##### Given data

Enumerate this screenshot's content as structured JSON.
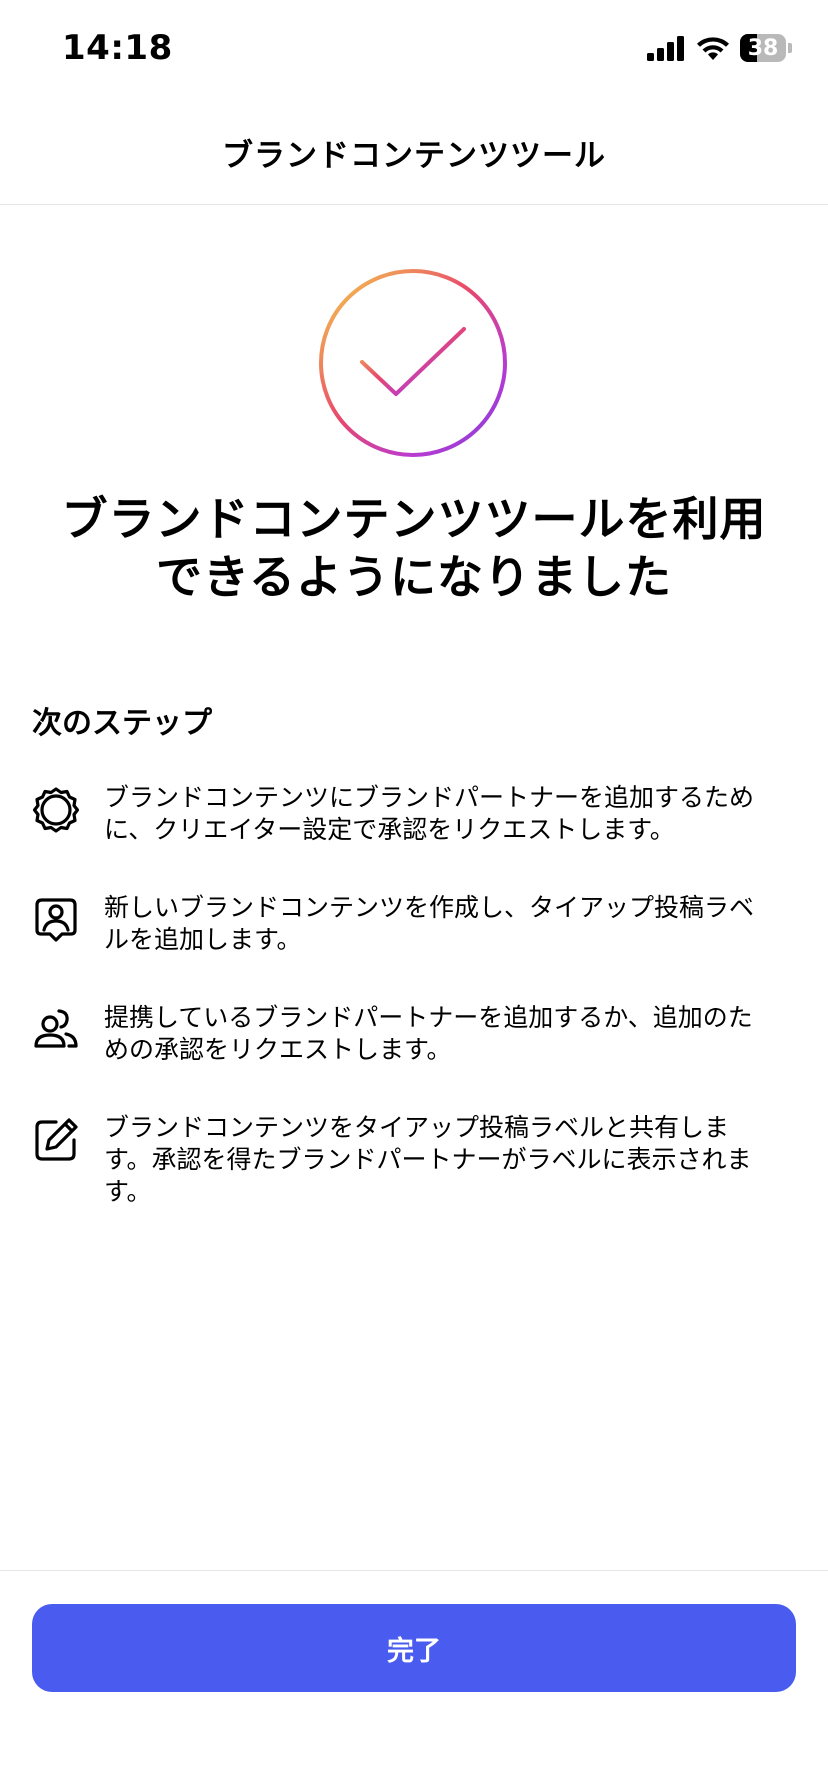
{
  "status_bar": {
    "time": "14:18",
    "battery_level": "38",
    "battery_fraction": 0.38
  },
  "header": {
    "title": "ブランドコンテンツツール"
  },
  "hero": {
    "icon": "gradient-check-circle-icon",
    "gradient_colors": [
      "#f5d34a",
      "#e8486c",
      "#b93bd0",
      "#7a3fe0"
    ],
    "headline_line1": "ブランドコンテンツツールを利用",
    "headline_line2": "できるようになりました"
  },
  "next_steps": {
    "title": "次のステップ",
    "items": [
      {
        "icon": "gear-icon",
        "line1": "ブランドコンテンツにブランドパートナーを追加するため",
        "line2": "に、クリエイター設定で承認をリクエストします。"
      },
      {
        "icon": "portrait-tag-icon",
        "line1": "新しいブランドコンテンツを作成し、タイアップ投稿ラベ",
        "line2": "ルを追加します。"
      },
      {
        "icon": "users-icon",
        "line1": "提携しているブランドパートナーを追加するか、追加のた",
        "line2": "めの承認をリクエストします。"
      },
      {
        "icon": "edit-icon",
        "line1": "ブランドコンテンツをタイアップ投稿ラベルと共有しま",
        "line2": "す。承認を得たブランドパートナーがラベルに表示されま",
        "line3": "す。"
      }
    ]
  },
  "footer": {
    "done_label": "完了",
    "button_color": "#4a5cf0"
  }
}
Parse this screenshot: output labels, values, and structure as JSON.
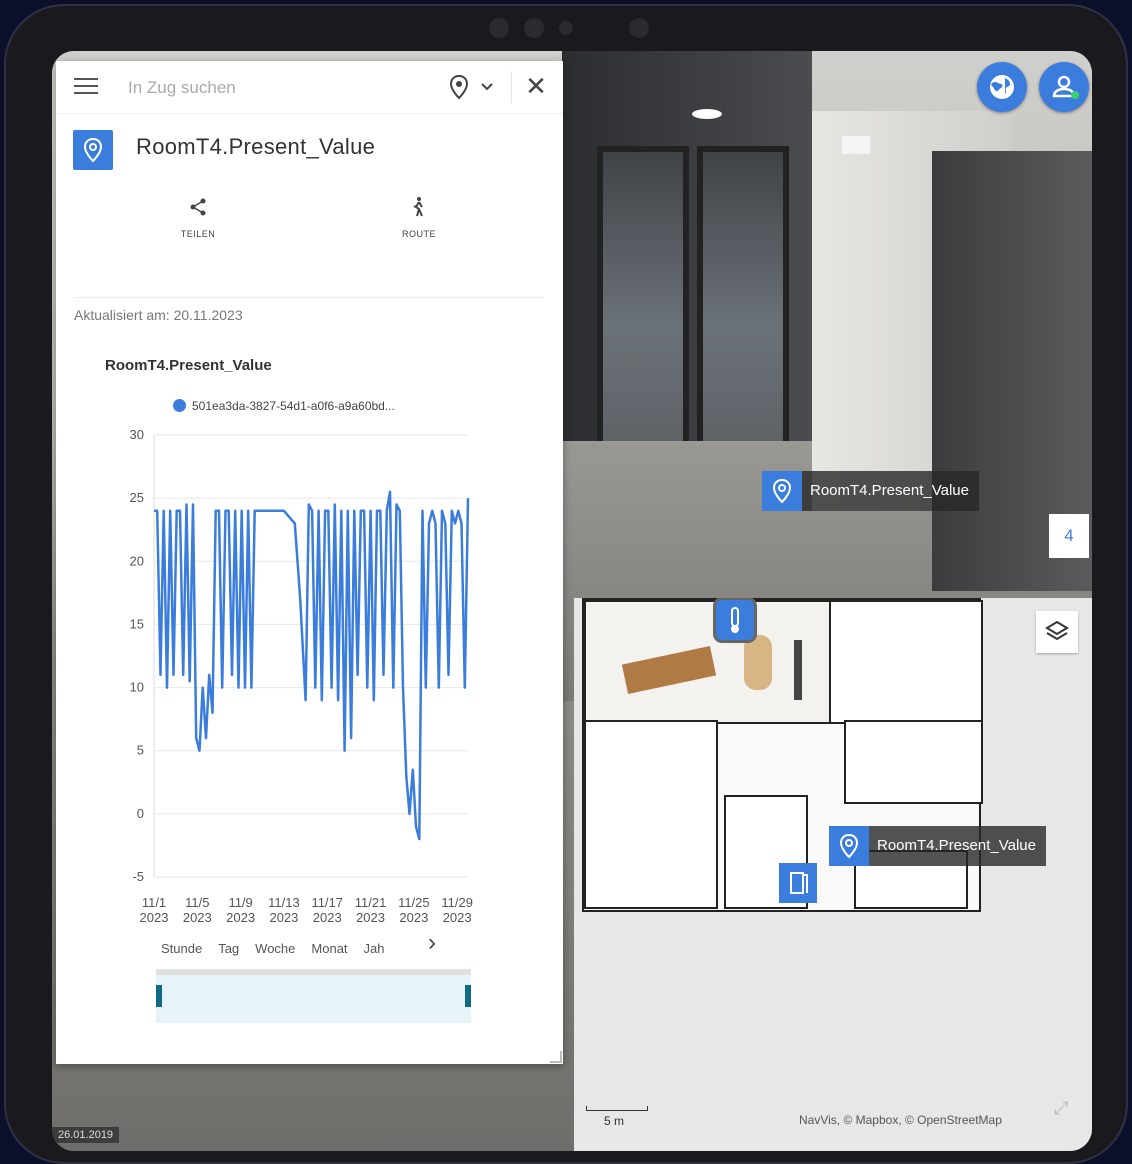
{
  "panel": {
    "search_placeholder": "In Zug suchen",
    "title": "RoomT4.Present_Value",
    "actions": [
      {
        "label": "TEILEN",
        "icon": "share-icon"
      },
      {
        "label": "ROUTE",
        "icon": "walk-icon"
      }
    ],
    "updated": "Aktualisiert am: 20.11.2023",
    "range_tabs": [
      "Stunde",
      "Tag",
      "Woche",
      "Monat",
      "Jah"
    ]
  },
  "chart_data": {
    "type": "line",
    "title": "RoomT4.Present_Value",
    "legend_position": "top",
    "series": [
      {
        "name": "501ea3da-3827-54d1-a0f6-a9a60bd...",
        "color": "#3b7ddd",
        "x": [
          0,
          0.3,
          0.6,
          0.9,
          1.2,
          1.5,
          1.8,
          2.1,
          2.4,
          2.7,
          3.0,
          3.3,
          3.6,
          3.9,
          4.2,
          4.5,
          4.8,
          5.1,
          5.4,
          5.7,
          6.0,
          6.3,
          6.6,
          6.9,
          7.2,
          7.5,
          7.8,
          8.1,
          8.4,
          8.7,
          9.0,
          9.3,
          9.6,
          9.9,
          10.2,
          10.5,
          11.0,
          12.0,
          13.0,
          13.5,
          14.0,
          14.3,
          14.6,
          14.9,
          15.2,
          15.5,
          15.8,
          16.1,
          16.4,
          16.7,
          17.0,
          17.3,
          17.6,
          17.9,
          18.2,
          18.5,
          18.8,
          19.1,
          19.4,
          19.7,
          20.0,
          20.3,
          20.6,
          20.9,
          21.2,
          21.5,
          21.8,
          22.1,
          22.4,
          22.7,
          23.0,
          23.3,
          23.6,
          23.9,
          24.2,
          24.5,
          24.8,
          25.1,
          25.4,
          25.7,
          26.0,
          26.3,
          26.6,
          26.9,
          27.2,
          27.5,
          27.8,
          28.1,
          28.4,
          28.7,
          29.0
        ],
        "values": [
          24,
          24,
          11,
          24,
          10,
          24,
          11,
          24,
          24,
          11,
          24.5,
          10.5,
          24.5,
          6,
          5,
          10,
          6,
          11,
          8,
          24,
          24,
          10,
          24,
          24,
          11,
          24,
          10,
          24,
          10,
          24,
          10,
          24,
          24,
          24,
          24,
          24,
          24,
          24,
          23,
          17,
          9,
          24.5,
          24,
          10,
          24,
          9,
          24,
          24,
          10,
          24.5,
          9,
          24,
          5,
          24,
          6,
          24,
          11,
          24,
          24,
          10,
          24,
          9,
          24,
          24,
          11,
          24,
          25.5,
          10,
          24.5,
          24,
          10,
          3,
          0,
          3.5,
          -1,
          -2,
          24,
          10,
          23,
          24,
          23,
          10,
          24,
          23,
          11,
          24,
          23,
          24,
          23,
          10,
          25
        ],
        "_x_note": "days into November 2023"
      }
    ],
    "categories": [
      "11/1 2023",
      "11/5 2023",
      "11/9 2023",
      "11/13 2023",
      "11/17 2023",
      "11/21 2023",
      "11/25 2023",
      "11/29 2023"
    ],
    "ylim": [
      -5,
      30
    ],
    "yticks": [
      -5,
      0,
      5,
      10,
      15,
      20,
      25,
      30
    ],
    "grid": true
  },
  "scene": {
    "poi_label": "RoomT4.Present_Value",
    "level_number": "4"
  },
  "map": {
    "poi_label": "RoomT4.Present_Value",
    "scale_label": "5 m",
    "attribution": "NavVis, © Mapbox, © OpenStreetMap"
  },
  "date_stamp": "26.01.2019",
  "colors": {
    "accent": "#3b7ddd"
  }
}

##########

## [Work to complete]
Repeat every record precisely. Any picture among them stays out of the copy.

## [In response]
Enumerate this screenshot's content as structured JSON.
{
  "status_bar": {
    "time": "14:18",
    "battery_level": "38",
    "battery_fraction": 0.38
  },
  "header": {
    "title": "ブランドコンテンツツール"
  },
  "hero": {
    "icon": "gradient-check-circle-icon",
    "gradient_colors": [
      "#f5d34a",
      "#e8486c",
      "#b93bd0",
      "#7a3fe0"
    ],
    "headline_line1": "ブランドコンテンツツールを利用",
    "headline_line2": "できるようになりました"
  },
  "next_steps": {
    "title": "次のステップ",
    "items": [
      {
        "icon": "gear-icon",
        "line1": "ブランドコンテンツにブランドパートナーを追加するため",
        "line2": "に、クリエイター設定で承認をリクエストします。"
      },
      {
        "icon": "portrait-tag-icon",
        "line1": "新しいブランドコンテンツを作成し、タイアップ投稿ラベ",
        "line2": "ルを追加します。"
      },
      {
        "icon": "users-icon",
        "line1": "提携しているブランドパートナーを追加するか、追加のた",
        "line2": "めの承認をリクエストします。"
      },
      {
        "icon": "edit-icon",
        "line1": "ブランドコンテンツをタイアップ投稿ラベルと共有しま",
        "line2": "す。承認を得たブランドパートナーがラベルに表示されま",
        "line3": "す。"
      }
    ]
  },
  "footer": {
    "done_label": "完了",
    "button_color": "#4a5cf0"
  }
}
Parse this screenshot: output labels, values, and structure as JSON.
{
  "panel": {
    "search_placeholder": "In Zug suchen",
    "title": "RoomT4.Present_Value",
    "actions": [
      {
        "label": "TEILEN",
        "icon": "share-icon"
      },
      {
        "label": "ROUTE",
        "icon": "walk-icon"
      }
    ],
    "updated": "Aktualisiert am: 20.11.2023",
    "range_tabs": [
      "Stunde",
      "Tag",
      "Woche",
      "Monat",
      "Jah"
    ]
  },
  "chart_data": {
    "type": "line",
    "title": "RoomT4.Present_Value",
    "legend_position": "top",
    "series": [
      {
        "name": "501ea3da-3827-54d1-a0f6-a9a60bd...",
        "color": "#3b7ddd",
        "x": [
          0,
          0.3,
          0.6,
          0.9,
          1.2,
          1.5,
          1.8,
          2.1,
          2.4,
          2.7,
          3.0,
          3.3,
          3.6,
          3.9,
          4.2,
          4.5,
          4.8,
          5.1,
          5.4,
          5.7,
          6.0,
          6.3,
          6.6,
          6.9,
          7.2,
          7.5,
          7.8,
          8.1,
          8.4,
          8.7,
          9.0,
          9.3,
          9.6,
          9.9,
          10.2,
          10.5,
          11.0,
          12.0,
          13.0,
          13.5,
          14.0,
          14.3,
          14.6,
          14.9,
          15.2,
          15.5,
          15.8,
          16.1,
          16.4,
          16.7,
          17.0,
          17.3,
          17.6,
          17.9,
          18.2,
          18.5,
          18.8,
          19.1,
          19.4,
          19.7,
          20.0,
          20.3,
          20.6,
          20.9,
          21.2,
          21.5,
          21.8,
          22.1,
          22.4,
          22.7,
          23.0,
          23.3,
          23.6,
          23.9,
          24.2,
          24.5,
          24.8,
          25.1,
          25.4,
          25.7,
          26.0,
          26.3,
          26.6,
          26.9,
          27.2,
          27.5,
          27.8,
          28.1,
          28.4,
          28.7,
          29.0
        ],
        "values": [
          24,
          24,
          11,
          24,
          10,
          24,
          11,
          24,
          24,
          11,
          24.5,
          10.5,
          24.5,
          6,
          5,
          10,
          6,
          11,
          8,
          24,
          24,
          10,
          24,
          24,
          11,
          24,
          10,
          24,
          10,
          24,
          10,
          24,
          24,
          24,
          24,
          24,
          24,
          24,
          23,
          17,
          9,
          24.5,
          24,
          10,
          24,
          9,
          24,
          24,
          10,
          24.5,
          9,
          24,
          5,
          24,
          6,
          24,
          11,
          24,
          24,
          10,
          24,
          9,
          24,
          24,
          11,
          24,
          25.5,
          10,
          24.5,
          24,
          10,
          3,
          0,
          3.5,
          -1,
          -2,
          24,
          10,
          23,
          24,
          23,
          10,
          24,
          23,
          11,
          24,
          23,
          24,
          23,
          10,
          25
        ],
        "_x_note": "days into November 2023"
      }
    ],
    "categories": [
      "11/1 2023",
      "11/5 2023",
      "11/9 2023",
      "11/13 2023",
      "11/17 2023",
      "11/21 2023",
      "11/25 2023",
      "11/29 2023"
    ],
    "ylim": [
      -5,
      30
    ],
    "yticks": [
      -5,
      0,
      5,
      10,
      15,
      20,
      25,
      30
    ],
    "grid": true
  },
  "scene": {
    "poi_label": "RoomT4.Present_Value",
    "level_number": "4"
  },
  "map": {
    "poi_label": "RoomT4.Present_Value",
    "scale_label": "5 m",
    "attribution": "NavVis, © Mapbox, © OpenStreetMap"
  },
  "date_stamp": "26.01.2019",
  "colors": {
    "accent": "#3b7ddd"
  }
}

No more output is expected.